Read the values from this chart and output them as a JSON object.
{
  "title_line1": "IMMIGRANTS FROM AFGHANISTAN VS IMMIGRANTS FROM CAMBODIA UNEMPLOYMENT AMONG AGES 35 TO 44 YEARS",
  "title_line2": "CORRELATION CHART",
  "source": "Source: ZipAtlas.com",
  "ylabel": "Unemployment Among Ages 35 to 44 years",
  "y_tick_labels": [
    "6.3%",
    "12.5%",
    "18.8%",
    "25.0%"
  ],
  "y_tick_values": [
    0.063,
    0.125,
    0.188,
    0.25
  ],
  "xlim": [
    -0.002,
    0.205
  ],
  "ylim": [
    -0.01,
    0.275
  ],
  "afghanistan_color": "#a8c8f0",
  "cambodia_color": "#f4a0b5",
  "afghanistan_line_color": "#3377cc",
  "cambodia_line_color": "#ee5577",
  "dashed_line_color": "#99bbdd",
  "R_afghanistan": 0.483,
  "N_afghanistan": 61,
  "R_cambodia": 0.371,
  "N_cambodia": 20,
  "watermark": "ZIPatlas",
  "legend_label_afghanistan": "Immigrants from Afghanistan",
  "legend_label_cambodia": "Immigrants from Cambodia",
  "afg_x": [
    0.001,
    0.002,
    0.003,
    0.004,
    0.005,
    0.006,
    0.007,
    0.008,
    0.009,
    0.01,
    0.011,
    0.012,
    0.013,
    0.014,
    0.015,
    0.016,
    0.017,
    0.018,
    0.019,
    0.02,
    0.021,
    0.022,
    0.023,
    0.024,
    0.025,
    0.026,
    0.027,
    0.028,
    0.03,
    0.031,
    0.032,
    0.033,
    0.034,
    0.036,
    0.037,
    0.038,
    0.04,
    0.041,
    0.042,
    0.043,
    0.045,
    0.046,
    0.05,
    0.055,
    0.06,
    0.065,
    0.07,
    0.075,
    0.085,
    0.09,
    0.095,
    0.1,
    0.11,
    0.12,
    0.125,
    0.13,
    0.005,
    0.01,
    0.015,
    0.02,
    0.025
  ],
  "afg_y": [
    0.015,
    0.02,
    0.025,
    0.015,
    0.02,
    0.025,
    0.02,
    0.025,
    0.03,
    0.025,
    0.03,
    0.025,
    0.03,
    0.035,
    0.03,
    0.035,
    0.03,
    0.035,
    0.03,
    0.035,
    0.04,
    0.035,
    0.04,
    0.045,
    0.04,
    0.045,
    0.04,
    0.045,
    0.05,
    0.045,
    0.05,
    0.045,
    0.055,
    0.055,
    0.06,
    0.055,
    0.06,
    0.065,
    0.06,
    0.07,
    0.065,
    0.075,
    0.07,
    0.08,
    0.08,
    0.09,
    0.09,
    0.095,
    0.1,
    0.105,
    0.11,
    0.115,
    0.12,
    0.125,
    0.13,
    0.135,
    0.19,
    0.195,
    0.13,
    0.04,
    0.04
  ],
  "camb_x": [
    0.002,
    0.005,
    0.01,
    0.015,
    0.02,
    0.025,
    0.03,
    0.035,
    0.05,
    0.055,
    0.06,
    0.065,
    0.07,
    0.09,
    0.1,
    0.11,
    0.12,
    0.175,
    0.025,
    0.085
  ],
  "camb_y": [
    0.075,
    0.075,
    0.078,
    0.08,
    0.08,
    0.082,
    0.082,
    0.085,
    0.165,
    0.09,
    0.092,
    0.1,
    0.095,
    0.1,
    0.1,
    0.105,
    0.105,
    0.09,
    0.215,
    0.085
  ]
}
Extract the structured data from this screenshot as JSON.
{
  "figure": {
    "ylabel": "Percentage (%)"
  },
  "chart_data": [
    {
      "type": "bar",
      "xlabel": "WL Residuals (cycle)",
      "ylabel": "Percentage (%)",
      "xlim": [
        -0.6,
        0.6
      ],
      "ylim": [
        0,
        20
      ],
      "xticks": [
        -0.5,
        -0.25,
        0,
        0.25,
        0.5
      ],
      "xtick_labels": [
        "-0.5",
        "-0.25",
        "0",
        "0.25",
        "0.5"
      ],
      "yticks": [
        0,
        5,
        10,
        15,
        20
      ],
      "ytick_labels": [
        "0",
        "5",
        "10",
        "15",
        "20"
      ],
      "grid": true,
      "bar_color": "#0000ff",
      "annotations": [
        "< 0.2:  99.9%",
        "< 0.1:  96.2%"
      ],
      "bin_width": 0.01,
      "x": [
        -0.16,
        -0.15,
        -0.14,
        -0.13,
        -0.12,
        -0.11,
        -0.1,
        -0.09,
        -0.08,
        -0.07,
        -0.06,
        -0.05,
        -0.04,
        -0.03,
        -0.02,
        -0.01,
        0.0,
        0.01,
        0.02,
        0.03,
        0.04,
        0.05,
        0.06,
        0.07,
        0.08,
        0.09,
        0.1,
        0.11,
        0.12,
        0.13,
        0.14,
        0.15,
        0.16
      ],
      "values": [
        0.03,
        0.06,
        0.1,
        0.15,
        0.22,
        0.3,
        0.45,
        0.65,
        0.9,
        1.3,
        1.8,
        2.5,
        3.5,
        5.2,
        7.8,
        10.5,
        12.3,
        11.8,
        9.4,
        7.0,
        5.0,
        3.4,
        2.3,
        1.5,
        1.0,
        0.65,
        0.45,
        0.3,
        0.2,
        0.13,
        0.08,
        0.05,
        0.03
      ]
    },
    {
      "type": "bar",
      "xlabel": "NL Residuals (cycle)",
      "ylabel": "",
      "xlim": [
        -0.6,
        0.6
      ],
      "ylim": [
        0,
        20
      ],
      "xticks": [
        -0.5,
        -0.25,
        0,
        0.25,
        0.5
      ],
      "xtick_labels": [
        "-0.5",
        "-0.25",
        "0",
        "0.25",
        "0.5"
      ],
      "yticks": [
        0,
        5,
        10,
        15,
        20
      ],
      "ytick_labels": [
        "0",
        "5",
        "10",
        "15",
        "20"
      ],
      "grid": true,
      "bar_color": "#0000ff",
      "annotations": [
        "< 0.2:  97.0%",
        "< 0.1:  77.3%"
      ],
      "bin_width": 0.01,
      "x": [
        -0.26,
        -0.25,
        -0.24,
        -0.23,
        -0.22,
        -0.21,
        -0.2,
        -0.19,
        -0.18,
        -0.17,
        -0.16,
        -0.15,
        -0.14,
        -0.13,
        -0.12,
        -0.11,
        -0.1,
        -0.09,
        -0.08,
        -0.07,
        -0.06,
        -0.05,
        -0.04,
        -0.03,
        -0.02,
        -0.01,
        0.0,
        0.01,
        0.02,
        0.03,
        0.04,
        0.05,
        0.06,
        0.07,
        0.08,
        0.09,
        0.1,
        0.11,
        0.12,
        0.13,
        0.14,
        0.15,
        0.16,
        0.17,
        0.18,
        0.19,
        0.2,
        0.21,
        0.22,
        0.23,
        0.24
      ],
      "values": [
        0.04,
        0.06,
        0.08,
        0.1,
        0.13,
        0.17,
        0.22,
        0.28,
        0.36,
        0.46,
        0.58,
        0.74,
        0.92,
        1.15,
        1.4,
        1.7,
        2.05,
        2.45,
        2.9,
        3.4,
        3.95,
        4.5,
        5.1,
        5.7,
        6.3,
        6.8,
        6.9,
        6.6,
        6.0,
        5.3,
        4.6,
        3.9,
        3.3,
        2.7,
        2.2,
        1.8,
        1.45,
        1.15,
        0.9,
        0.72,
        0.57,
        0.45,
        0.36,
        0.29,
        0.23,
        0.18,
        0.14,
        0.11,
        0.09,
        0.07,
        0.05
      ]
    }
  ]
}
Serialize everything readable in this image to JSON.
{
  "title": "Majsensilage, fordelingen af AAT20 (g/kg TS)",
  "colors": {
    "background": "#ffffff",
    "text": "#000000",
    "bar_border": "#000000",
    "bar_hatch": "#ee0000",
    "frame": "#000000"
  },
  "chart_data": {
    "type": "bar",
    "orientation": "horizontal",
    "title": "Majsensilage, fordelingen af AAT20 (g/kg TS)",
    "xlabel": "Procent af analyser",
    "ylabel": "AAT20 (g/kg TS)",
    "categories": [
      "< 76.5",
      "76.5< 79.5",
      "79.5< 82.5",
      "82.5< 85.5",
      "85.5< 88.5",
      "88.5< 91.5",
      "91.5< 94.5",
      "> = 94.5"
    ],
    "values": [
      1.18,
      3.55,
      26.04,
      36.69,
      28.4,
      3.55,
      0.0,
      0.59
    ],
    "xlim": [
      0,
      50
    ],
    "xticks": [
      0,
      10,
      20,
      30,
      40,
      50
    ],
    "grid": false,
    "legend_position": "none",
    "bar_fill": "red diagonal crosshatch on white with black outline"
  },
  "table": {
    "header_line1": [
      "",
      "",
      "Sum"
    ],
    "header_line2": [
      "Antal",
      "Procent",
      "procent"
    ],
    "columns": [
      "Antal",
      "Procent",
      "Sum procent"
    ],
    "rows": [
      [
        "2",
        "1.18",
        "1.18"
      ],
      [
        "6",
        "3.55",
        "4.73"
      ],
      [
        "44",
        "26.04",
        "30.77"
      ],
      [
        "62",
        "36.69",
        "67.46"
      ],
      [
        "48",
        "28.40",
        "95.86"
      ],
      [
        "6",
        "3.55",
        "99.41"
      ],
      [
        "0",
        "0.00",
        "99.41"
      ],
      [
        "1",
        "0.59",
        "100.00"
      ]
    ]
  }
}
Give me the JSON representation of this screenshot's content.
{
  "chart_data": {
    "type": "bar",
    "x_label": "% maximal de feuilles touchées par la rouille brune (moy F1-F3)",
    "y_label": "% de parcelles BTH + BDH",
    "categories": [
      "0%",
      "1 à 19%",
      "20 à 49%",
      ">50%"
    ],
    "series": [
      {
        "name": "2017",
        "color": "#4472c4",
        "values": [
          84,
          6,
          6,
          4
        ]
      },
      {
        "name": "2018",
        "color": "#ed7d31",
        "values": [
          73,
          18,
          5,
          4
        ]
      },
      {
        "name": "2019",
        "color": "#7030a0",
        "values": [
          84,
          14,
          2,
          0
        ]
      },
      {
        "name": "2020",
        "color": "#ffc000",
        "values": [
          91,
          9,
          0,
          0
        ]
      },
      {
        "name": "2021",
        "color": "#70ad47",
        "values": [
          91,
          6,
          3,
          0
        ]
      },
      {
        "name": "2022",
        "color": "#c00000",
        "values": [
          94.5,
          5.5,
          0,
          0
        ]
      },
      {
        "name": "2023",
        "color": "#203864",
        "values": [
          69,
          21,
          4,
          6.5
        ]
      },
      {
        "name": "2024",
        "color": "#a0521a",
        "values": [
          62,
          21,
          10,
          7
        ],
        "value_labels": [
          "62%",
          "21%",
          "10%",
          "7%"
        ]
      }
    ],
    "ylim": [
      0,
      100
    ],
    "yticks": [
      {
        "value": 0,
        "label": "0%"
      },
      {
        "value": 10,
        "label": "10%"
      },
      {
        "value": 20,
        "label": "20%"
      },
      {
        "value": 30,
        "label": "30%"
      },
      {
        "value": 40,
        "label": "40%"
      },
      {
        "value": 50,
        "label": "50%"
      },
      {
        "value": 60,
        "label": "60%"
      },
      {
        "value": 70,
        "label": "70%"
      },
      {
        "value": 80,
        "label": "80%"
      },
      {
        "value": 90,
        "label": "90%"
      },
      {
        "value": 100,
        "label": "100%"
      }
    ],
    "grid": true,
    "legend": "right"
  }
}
------------------------
Description of the task
Display every line of the listing that contains the string "this".

Solved exercise
Read the values from this chart and output them as a JSON object.
Extract the structured data from this screenshot as JSON.
Serialize everything readable in this image to JSON.
Give me the JSON representation of this screenshot's content.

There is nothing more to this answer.